PROBLEM REQUIREMENTS. Leave out every picture, then transcribe the rest of the listing exactly.

Items from a figure collection.
------------------------

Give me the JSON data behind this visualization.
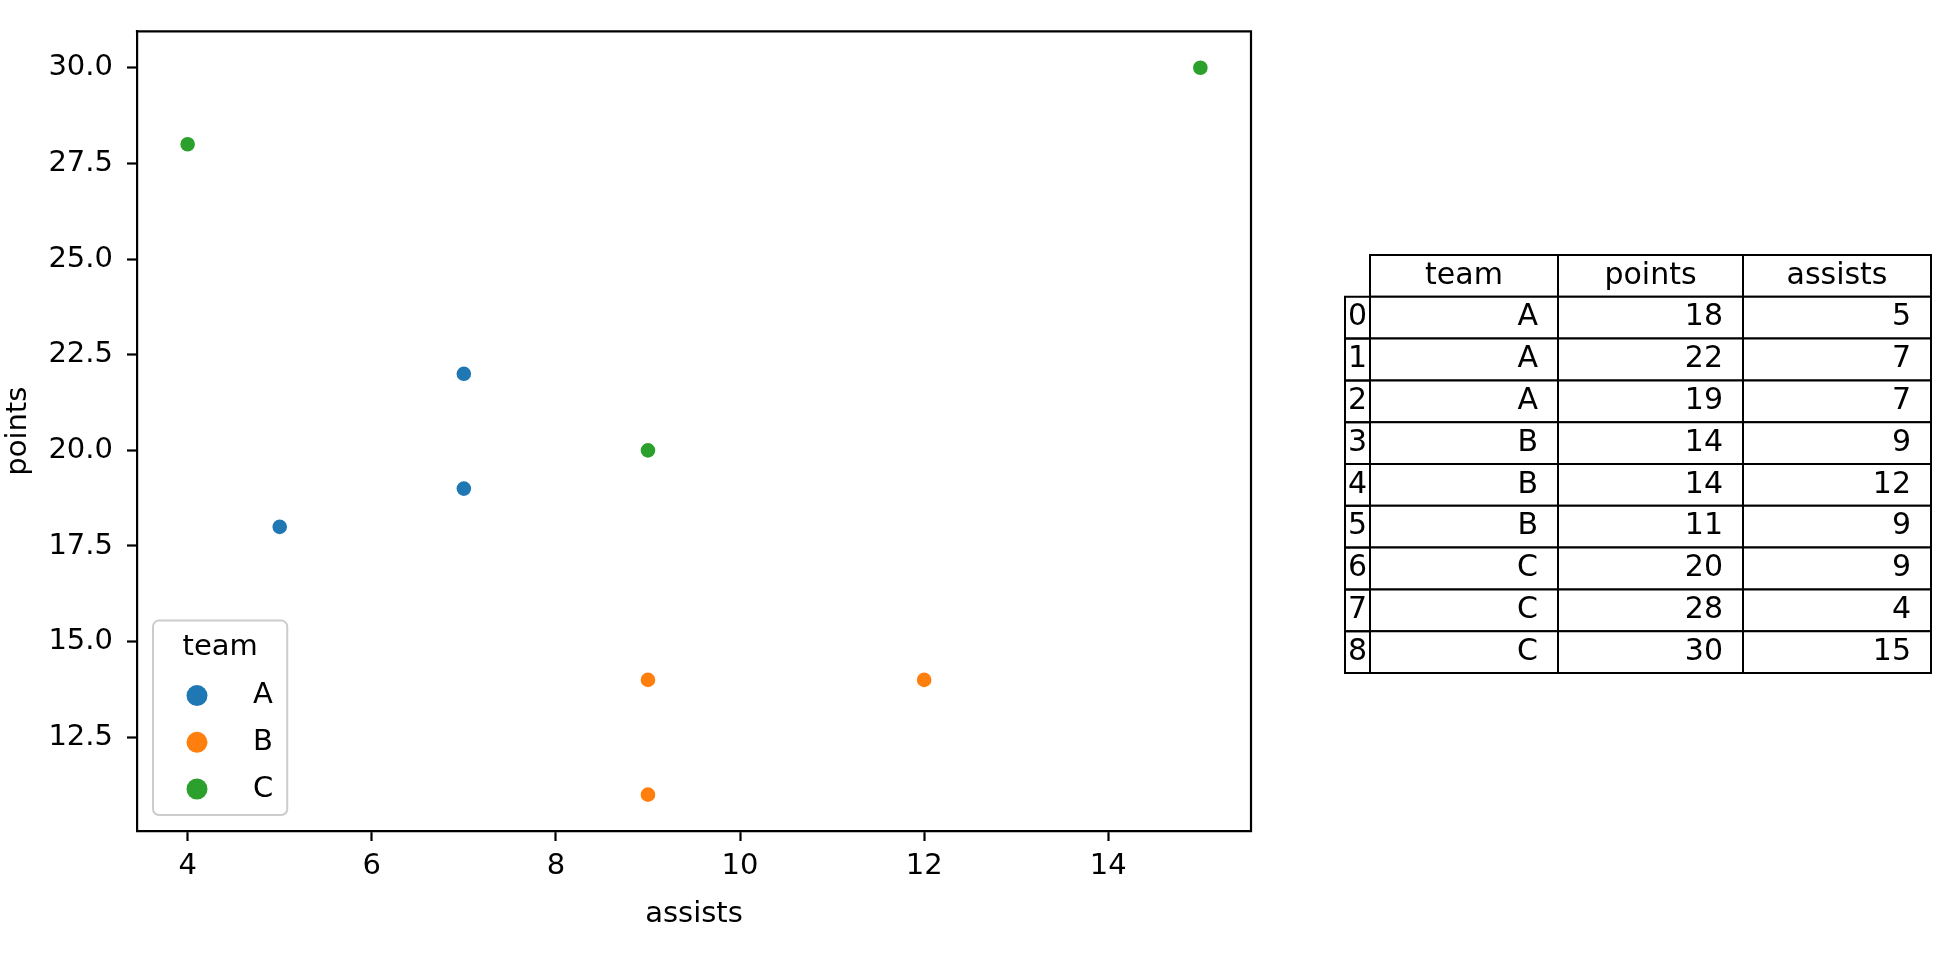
{
  "chart_data": [
    {
      "type": "scatter",
      "xlabel": "assists",
      "ylabel": "points",
      "legend_title": "team",
      "series": [
        {
          "name": "A",
          "color": "#1f77b4",
          "x": [
            5,
            7,
            7
          ],
          "values": [
            18,
            22,
            19
          ]
        },
        {
          "name": "B",
          "color": "#ff7f0e",
          "x": [
            9,
            12,
            9
          ],
          "values": [
            14,
            14,
            11
          ]
        },
        {
          "name": "C",
          "color": "#2ca02c",
          "x": [
            9,
            4,
            15
          ],
          "values": [
            20,
            28,
            30
          ]
        }
      ],
      "xlim": [
        3.45,
        15.55
      ],
      "ylim": [
        10.05,
        30.95
      ],
      "xticks": [
        4,
        6,
        8,
        10,
        12,
        14
      ],
      "yticks": [
        12.5,
        {
          "value": 15,
          "label": "15.0"
        },
        17.5,
        {
          "value": 20,
          "label": "20.0"
        },
        22.5,
        {
          "value": 25,
          "label": "25.0"
        },
        27.5,
        {
          "value": 30,
          "label": "30.0"
        }
      ],
      "grid": false,
      "legend": "bottom left",
      "marker": "circle"
    },
    {
      "type": "heatmap",
      "categories": [
        "team",
        "points",
        "assists"
      ],
      "y_categories": [
        "0",
        "1",
        "2",
        "3",
        "4",
        "5",
        "6",
        "7",
        "8"
      ],
      "cells": [
        [
          null,
          null,
          null
        ],
        [
          null,
          null,
          null
        ],
        [
          null,
          null,
          null
        ],
        [
          null,
          null,
          null
        ],
        [
          null,
          null,
          null
        ],
        [
          null,
          null,
          null
        ],
        [
          null,
          null,
          null
        ],
        [
          null,
          null,
          null
        ],
        [
          null,
          null,
          null
        ]
      ],
      "cell_labels": [
        [
          "A",
          "18",
          "5"
        ],
        [
          "A",
          "22",
          "7"
        ],
        [
          "A",
          "19",
          "7"
        ],
        [
          "B",
          "14",
          "9"
        ],
        [
          "B",
          "14",
          "12"
        ],
        [
          "B",
          "11",
          "9"
        ],
        [
          "C",
          "20",
          "9"
        ],
        [
          "C",
          "28",
          "4"
        ],
        [
          "C",
          "30",
          "15"
        ]
      ]
    }
  ]
}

------------------------

TASK RESPONSE.
Give me the JSON data behind this visualization.
{
  "chart_data": [
    {
      "type": "scatter",
      "xlabel": "assists",
      "ylabel": "points",
      "legend_title": "team",
      "series": [
        {
          "name": "A",
          "color": "#1f77b4",
          "x": [
            5,
            7,
            7
          ],
          "values": [
            18,
            22,
            19
          ]
        },
        {
          "name": "B",
          "color": "#ff7f0e",
          "x": [
            9,
            12,
            9
          ],
          "values": [
            14,
            14,
            11
          ]
        },
        {
          "name": "C",
          "color": "#2ca02c",
          "x": [
            9,
            4,
            15
          ],
          "values": [
            20,
            28,
            30
          ]
        }
      ],
      "xlim": [
        3.45,
        15.55
      ],
      "ylim": [
        10.05,
        30.95
      ],
      "xticks": [
        4,
        6,
        8,
        10,
        12,
        14
      ],
      "yticks": [
        12.5,
        {
          "value": 15,
          "label": "15.0"
        },
        17.5,
        {
          "value": 20,
          "label": "20.0"
        },
        22.5,
        {
          "value": 25,
          "label": "25.0"
        },
        27.5,
        {
          "value": 30,
          "label": "30.0"
        }
      ],
      "grid": false,
      "legend": "bottom left",
      "marker": "circle"
    },
    {
      "type": "heatmap",
      "categories": [
        "team",
        "points",
        "assists"
      ],
      "y_categories": [
        "0",
        "1",
        "2",
        "3",
        "4",
        "5",
        "6",
        "7",
        "8"
      ],
      "cells": [
        [
          null,
          null,
          null
        ],
        [
          null,
          null,
          null
        ],
        [
          null,
          null,
          null
        ],
        [
          null,
          null,
          null
        ],
        [
          null,
          null,
          null
        ],
        [
          null,
          null,
          null
        ],
        [
          null,
          null,
          null
        ],
        [
          null,
          null,
          null
        ],
        [
          null,
          null,
          null
        ]
      ],
      "cell_labels": [
        [
          "A",
          "18",
          "5"
        ],
        [
          "A",
          "22",
          "7"
        ],
        [
          "A",
          "19",
          "7"
        ],
        [
          "B",
          "14",
          "9"
        ],
        [
          "B",
          "14",
          "12"
        ],
        [
          "B",
          "11",
          "9"
        ],
        [
          "C",
          "20",
          "9"
        ],
        [
          "C",
          "28",
          "4"
        ],
        [
          "C",
          "30",
          "15"
        ]
      ]
    }
  ]
}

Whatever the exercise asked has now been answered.